Interesting part of indentured labour immigration to different countries is that in Mauritius, Guyana, Trinidad & Tobago, Suriname and Fiji; large number of people went from east Uttar Pradesh (UP) and Bihar, though some from Bengal and south India also went. In South Africa and East Africa, more people from Gujarat and Punjab and South India went. Later in the early twentieth century, Punjabis went as free labour to USA, Canada and UK. While only Mauritius has been able to preserve its Indian demographic and cultural structure, most of the other countries of the Indian Diaspora are now getting mixed and mingled with other Diasporas in terms of language use. Mauritius is still able to preserve Indian languages—Bhojpuri, Hindi, Tamil, Telugu, Marathi and Urdu, where a full fledged department of Indian languages functions in the Mahatma Gandhi Institute, as part of University of Mauritius to teach these languages, apart from Sanskrit. South Indian temples exist as much as other temples in Mauritius and Fiji. Fiji and Suriname are able to preserve Hindi as a common language of all people of Indian descent, but other countries have mostly lost the existence of Indian languages in public life and these may be just surviving in some homes and some religious gatherings. Though large number of Indian indentured labourers returned to India after completion of their term, but more than that stayed back and now after three generations are more, they have become most prosperous in these countries.

> _TASK DETAILS_
Copy the whole passage on Indian indentured labor migration word for word. These records have nothing to do with the passage.

Stored records:
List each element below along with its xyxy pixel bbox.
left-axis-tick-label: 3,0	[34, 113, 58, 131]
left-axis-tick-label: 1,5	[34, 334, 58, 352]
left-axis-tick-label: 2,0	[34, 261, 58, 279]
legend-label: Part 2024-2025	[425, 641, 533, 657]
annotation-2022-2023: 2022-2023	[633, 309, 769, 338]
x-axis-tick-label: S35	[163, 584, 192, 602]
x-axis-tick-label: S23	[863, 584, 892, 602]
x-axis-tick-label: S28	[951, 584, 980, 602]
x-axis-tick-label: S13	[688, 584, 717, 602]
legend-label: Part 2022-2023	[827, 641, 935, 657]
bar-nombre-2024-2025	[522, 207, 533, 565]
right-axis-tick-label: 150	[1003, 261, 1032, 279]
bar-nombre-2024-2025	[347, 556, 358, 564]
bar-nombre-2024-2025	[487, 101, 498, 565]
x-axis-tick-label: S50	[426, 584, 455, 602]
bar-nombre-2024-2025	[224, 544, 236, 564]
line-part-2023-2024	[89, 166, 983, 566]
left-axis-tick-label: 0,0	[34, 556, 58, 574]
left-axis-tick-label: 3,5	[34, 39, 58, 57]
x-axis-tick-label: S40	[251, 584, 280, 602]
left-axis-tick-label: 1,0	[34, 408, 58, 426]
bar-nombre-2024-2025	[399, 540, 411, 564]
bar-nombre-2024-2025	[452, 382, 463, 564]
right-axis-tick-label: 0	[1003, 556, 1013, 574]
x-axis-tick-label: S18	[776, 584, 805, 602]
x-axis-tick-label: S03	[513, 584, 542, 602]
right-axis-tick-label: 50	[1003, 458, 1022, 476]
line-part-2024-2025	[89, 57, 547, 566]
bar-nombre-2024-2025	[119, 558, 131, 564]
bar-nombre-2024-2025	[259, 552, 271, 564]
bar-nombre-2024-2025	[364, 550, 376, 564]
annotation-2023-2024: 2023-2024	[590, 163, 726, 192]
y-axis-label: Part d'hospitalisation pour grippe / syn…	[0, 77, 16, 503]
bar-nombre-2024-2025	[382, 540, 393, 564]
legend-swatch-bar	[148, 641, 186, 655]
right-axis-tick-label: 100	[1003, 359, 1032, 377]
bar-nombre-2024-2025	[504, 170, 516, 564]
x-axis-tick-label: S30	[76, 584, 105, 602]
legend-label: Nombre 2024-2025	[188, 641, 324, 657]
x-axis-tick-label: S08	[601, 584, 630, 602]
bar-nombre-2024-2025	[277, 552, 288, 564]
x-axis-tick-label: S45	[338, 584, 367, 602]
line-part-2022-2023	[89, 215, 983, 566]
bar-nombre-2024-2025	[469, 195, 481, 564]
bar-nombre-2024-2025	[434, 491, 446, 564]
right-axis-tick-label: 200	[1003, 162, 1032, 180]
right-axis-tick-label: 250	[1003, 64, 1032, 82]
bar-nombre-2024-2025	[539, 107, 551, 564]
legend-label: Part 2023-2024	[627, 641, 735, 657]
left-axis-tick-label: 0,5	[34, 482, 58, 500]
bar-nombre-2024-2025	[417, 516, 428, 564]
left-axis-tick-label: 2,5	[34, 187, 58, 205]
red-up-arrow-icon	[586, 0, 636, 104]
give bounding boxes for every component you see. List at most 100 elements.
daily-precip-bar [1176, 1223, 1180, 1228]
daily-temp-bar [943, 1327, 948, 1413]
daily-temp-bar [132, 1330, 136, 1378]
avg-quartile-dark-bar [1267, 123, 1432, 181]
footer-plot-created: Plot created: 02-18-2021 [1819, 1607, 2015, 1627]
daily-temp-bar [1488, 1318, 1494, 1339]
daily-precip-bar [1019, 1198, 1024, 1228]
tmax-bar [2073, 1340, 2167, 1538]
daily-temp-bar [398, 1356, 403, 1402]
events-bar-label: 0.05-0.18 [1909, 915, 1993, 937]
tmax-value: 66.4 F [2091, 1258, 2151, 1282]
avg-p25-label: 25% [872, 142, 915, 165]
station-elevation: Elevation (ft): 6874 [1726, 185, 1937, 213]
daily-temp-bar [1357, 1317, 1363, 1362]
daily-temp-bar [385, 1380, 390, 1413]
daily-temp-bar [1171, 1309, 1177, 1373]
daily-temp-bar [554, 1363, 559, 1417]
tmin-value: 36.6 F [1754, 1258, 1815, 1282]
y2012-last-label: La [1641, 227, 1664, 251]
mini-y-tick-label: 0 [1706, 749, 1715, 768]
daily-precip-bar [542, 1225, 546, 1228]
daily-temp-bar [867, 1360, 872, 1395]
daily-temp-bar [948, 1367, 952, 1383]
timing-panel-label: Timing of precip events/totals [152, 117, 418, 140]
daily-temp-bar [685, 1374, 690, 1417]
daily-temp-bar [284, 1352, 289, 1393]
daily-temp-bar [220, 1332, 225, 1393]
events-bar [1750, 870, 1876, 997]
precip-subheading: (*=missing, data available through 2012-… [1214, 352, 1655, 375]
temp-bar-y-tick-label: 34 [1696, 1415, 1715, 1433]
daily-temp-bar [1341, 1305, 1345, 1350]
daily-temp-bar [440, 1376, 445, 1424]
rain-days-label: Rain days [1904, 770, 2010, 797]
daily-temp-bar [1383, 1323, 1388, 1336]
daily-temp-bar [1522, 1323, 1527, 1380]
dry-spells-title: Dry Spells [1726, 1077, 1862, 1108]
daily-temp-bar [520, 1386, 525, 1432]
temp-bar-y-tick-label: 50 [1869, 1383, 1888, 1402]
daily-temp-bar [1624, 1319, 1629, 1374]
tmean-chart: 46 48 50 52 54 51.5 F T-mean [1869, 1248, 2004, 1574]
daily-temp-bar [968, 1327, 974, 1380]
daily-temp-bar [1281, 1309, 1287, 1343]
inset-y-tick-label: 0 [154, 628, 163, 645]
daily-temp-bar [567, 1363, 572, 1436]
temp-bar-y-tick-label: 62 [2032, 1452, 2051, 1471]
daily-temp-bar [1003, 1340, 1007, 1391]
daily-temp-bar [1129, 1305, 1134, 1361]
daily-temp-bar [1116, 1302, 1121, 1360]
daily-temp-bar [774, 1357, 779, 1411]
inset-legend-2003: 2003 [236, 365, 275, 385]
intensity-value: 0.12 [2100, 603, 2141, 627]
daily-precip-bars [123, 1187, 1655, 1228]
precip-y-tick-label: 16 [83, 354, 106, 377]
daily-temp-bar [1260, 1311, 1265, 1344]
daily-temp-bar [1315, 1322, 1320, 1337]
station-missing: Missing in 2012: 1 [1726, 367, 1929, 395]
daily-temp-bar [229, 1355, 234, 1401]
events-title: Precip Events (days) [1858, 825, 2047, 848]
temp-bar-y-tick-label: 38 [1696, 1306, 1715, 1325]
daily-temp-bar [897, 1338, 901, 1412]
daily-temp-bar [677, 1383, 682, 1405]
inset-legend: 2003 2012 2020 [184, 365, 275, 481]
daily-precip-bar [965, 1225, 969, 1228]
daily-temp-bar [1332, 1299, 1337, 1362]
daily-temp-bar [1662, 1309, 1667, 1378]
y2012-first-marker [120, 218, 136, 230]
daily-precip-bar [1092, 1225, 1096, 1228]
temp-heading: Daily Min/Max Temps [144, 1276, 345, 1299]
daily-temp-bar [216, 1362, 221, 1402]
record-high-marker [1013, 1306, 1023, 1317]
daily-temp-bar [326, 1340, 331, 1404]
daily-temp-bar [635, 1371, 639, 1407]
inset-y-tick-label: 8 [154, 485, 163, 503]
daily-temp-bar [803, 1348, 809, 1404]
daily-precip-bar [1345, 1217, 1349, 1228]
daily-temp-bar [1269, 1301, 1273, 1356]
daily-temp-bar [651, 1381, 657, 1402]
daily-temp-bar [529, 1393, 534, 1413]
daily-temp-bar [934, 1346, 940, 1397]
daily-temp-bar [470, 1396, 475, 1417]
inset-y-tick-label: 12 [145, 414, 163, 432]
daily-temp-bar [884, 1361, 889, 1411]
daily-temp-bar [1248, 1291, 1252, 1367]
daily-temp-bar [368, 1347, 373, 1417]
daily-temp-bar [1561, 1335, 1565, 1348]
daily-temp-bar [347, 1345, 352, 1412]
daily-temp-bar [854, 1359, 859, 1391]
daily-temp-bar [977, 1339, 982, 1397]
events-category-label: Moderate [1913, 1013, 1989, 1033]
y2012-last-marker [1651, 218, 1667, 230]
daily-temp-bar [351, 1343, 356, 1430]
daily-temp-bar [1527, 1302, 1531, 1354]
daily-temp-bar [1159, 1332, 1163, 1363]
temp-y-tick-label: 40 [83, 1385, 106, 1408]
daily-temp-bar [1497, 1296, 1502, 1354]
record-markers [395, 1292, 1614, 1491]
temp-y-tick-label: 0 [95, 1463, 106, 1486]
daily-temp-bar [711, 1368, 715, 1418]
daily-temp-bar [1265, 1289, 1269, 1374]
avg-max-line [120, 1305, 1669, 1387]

> _TASK RESULT_
Interesting part of indentured labour immigration to different countries is that in Mauritius, Guyana, Trinidad & Tobago, Suriname and Fiji; large number of people went from east Uttar Pradesh (UP) and Bihar, though some from Bengal and south India also went. In South Africa and East Africa, more people from Gujarat and Punjab and South India went. Later in the early twentieth century, Punjabis went as free labour to USA, Canada and UK. While only Mauritius has been able to preserve its Indian demographic and cultural structure, most of the other countries of the Indian Diaspora are now getting mixed and mingled with other Diasporas in terms of language use. Mauritius is still able to preserve Indian languages—Bhojpuri, Hindi, Tamil, Telugu, Marathi and Urdu, where a full fledged department of Indian languages functions in the Mahatma Gandhi Institute, as part of University of Mauritius to teach these languages, apart from Sanskrit. South Indian temples exist as much as other temples in Mauritius and Fiji. Fiji and Suriname are able to preserve Hindi as a common language of all people of Indian descent, but other countries have mostly lost the existence of Indian languages in public life and these may be just surviving in some homes and some religious gatherings. Though large number of Indian indentured labourers returned to India after completion of their term, but more than that stayed back and now after three generations are more, they have become most prosperous in these countries.